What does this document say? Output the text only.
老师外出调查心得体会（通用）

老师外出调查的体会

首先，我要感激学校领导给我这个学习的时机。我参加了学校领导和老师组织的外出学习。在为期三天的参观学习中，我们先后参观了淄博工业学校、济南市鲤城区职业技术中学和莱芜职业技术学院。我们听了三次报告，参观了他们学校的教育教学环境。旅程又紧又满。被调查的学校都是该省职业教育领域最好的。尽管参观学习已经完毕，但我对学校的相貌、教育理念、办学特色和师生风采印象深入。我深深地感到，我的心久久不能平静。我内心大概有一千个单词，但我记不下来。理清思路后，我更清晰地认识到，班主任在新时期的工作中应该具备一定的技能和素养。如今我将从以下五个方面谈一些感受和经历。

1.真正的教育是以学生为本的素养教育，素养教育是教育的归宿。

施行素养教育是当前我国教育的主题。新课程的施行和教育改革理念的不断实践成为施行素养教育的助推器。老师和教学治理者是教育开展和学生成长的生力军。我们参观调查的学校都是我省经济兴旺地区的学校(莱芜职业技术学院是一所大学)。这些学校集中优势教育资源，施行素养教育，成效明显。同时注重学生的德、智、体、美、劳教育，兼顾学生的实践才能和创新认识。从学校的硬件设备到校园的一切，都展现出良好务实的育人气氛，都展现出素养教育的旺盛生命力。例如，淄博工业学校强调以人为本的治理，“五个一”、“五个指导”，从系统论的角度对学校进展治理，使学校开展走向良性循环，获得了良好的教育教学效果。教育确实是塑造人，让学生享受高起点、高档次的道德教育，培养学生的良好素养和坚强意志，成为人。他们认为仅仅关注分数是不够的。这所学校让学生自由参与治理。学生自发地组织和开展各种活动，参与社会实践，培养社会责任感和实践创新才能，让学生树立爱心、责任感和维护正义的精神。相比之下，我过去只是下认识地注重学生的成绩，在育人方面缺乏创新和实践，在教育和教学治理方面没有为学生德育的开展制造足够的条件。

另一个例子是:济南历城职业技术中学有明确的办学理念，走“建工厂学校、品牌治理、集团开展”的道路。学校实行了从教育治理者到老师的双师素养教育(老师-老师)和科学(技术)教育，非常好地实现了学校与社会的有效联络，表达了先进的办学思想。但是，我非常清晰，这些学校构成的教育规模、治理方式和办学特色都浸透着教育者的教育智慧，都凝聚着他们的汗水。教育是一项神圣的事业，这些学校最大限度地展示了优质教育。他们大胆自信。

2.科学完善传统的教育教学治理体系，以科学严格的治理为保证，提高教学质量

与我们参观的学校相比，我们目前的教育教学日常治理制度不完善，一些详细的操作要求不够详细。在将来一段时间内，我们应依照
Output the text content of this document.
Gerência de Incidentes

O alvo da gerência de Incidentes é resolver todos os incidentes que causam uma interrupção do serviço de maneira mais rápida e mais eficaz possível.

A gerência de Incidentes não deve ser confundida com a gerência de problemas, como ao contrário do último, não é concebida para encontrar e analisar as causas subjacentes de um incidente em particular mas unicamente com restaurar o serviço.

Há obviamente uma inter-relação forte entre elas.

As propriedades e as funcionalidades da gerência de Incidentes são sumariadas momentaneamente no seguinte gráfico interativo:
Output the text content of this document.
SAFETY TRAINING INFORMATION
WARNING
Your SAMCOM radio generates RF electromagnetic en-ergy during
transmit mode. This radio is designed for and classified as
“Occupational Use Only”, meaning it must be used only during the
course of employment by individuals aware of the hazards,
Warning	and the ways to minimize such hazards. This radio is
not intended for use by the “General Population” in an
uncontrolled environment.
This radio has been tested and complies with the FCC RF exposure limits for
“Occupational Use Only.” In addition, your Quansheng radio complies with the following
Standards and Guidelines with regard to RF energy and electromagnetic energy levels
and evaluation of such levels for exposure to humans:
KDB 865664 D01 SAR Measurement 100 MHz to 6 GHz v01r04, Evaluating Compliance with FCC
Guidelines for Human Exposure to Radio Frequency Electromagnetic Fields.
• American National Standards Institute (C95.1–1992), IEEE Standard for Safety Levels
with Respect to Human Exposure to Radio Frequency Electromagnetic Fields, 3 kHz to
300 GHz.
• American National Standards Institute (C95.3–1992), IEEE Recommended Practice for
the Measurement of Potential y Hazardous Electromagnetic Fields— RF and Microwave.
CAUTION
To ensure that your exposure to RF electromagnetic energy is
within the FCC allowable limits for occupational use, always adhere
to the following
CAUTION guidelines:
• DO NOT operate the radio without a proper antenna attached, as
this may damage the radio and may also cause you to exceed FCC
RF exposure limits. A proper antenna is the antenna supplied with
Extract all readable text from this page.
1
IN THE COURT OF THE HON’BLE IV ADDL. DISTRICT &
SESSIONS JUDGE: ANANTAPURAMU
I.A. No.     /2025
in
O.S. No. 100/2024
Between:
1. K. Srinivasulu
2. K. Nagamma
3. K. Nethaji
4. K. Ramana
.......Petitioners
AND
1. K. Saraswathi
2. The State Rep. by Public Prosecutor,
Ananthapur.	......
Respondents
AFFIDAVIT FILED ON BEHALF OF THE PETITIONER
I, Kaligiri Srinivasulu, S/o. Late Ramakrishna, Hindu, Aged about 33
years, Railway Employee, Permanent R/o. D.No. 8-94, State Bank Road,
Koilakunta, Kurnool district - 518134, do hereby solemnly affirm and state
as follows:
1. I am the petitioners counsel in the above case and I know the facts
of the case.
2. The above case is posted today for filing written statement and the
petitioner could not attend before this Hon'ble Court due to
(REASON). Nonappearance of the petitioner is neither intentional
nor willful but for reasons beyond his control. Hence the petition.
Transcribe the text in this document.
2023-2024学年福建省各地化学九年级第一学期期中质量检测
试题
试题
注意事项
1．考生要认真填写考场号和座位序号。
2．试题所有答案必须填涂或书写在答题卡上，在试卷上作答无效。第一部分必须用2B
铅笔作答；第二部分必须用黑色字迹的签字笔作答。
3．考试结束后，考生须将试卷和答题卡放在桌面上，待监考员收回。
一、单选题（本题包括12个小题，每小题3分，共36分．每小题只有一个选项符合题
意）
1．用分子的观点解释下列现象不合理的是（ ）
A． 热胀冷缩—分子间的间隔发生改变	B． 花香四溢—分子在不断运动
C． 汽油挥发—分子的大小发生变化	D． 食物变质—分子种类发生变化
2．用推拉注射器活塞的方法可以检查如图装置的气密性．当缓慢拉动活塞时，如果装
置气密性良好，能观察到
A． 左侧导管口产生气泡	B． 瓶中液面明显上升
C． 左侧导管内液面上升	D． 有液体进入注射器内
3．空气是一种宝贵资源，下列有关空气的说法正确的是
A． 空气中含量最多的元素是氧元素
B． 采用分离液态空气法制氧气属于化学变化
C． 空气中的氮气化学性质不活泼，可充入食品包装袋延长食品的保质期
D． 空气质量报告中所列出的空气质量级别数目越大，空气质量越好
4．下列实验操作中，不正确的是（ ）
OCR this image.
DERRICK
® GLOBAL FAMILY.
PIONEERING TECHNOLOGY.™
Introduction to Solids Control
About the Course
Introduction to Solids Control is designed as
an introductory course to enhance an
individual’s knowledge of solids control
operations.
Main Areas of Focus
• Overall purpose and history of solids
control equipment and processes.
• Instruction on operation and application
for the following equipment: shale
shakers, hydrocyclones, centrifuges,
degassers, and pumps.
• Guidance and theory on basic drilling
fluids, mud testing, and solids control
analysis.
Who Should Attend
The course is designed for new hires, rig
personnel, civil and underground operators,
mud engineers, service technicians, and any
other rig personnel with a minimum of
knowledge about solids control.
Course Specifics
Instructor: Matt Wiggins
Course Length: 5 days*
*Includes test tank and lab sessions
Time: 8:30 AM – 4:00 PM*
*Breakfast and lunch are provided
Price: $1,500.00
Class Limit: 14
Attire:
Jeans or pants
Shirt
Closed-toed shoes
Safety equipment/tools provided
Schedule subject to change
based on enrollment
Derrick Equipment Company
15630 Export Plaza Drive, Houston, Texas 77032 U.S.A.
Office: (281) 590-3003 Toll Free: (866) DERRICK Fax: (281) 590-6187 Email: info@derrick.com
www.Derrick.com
=====
**Stated exercise**
Which lines above contain "following"? Show each of them.

**Response to this exercise**
“Occupational Use Only.” In addition, your Quansheng radio complies with the following
to the following
for the following equipment: shale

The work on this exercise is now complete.